Given problem:
Tally the lines of the listing below that contain the string "count", treating uppercase and lowercase letters as distinct. Give only the number.
>> begin Input
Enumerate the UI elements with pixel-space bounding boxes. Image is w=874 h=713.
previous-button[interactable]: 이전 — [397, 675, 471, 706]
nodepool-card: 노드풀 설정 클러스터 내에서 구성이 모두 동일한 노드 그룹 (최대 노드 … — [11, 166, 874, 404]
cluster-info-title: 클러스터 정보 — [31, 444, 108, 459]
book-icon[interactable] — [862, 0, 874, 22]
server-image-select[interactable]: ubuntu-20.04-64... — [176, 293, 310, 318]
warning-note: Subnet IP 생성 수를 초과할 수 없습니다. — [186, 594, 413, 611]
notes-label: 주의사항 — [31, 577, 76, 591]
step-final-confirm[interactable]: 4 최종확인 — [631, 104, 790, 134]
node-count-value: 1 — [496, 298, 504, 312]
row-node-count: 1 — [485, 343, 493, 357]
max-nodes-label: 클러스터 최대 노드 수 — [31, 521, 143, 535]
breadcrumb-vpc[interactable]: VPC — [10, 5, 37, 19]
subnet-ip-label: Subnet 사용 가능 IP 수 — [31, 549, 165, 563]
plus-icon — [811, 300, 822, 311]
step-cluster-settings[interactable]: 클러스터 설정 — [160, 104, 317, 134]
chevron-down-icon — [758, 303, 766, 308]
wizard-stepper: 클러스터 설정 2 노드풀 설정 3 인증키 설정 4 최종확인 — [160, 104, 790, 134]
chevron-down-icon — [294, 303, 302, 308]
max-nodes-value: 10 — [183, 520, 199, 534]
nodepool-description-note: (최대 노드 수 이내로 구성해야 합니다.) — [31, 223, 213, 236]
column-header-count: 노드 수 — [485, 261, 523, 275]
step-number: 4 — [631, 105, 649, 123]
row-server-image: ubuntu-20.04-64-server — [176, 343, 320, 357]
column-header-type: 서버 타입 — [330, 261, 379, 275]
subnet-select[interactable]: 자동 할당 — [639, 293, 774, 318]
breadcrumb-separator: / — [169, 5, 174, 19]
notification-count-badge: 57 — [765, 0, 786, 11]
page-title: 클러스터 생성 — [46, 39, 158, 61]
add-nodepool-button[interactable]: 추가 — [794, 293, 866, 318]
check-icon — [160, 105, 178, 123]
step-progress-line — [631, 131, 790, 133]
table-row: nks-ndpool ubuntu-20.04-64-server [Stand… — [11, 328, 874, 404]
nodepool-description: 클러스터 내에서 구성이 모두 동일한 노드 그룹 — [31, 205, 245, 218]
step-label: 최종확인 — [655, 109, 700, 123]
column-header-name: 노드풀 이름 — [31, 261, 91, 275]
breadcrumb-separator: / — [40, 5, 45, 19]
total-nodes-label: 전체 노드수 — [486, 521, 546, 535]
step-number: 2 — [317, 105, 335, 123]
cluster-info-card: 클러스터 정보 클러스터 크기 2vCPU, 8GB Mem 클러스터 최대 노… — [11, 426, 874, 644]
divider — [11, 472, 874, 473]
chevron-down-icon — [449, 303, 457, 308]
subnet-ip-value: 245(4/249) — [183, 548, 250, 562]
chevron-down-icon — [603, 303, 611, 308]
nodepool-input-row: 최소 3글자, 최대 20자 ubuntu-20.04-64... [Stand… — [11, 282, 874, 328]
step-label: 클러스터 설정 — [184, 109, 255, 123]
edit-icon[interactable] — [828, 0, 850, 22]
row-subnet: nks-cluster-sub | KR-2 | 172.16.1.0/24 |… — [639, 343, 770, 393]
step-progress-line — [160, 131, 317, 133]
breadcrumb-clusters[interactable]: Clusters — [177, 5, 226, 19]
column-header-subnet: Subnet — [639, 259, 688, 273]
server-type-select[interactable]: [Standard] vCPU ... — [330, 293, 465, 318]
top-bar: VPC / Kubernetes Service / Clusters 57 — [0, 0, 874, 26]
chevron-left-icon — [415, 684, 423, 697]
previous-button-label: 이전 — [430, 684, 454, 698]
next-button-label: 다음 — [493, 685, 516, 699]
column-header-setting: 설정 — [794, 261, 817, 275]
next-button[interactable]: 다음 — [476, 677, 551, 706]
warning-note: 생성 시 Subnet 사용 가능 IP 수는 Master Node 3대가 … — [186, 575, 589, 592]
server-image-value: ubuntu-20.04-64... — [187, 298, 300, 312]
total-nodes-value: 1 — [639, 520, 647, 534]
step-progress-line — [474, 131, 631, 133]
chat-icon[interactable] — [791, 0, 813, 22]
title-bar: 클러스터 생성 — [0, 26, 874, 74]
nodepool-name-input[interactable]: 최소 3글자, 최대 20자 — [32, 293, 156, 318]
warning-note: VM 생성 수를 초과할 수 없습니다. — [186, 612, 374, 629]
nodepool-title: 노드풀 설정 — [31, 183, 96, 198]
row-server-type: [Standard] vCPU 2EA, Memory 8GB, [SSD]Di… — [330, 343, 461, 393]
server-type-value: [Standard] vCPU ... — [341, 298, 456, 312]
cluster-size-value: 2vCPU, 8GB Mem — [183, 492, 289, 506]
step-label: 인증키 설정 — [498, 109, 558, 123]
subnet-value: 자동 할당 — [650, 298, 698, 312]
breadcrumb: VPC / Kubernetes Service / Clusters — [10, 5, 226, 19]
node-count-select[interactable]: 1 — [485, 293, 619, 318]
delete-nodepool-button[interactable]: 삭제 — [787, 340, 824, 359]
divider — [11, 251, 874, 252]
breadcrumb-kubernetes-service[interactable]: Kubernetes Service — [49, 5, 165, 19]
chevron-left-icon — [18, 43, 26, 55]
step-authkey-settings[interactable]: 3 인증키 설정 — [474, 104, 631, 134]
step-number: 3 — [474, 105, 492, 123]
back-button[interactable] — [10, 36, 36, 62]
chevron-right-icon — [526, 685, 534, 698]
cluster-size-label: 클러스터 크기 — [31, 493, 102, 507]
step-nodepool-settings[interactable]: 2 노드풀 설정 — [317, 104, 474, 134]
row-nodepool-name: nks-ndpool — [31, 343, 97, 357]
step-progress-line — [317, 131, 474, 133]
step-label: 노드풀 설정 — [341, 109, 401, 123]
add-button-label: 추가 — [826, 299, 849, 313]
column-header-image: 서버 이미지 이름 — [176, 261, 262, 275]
>> end Input
The response:
5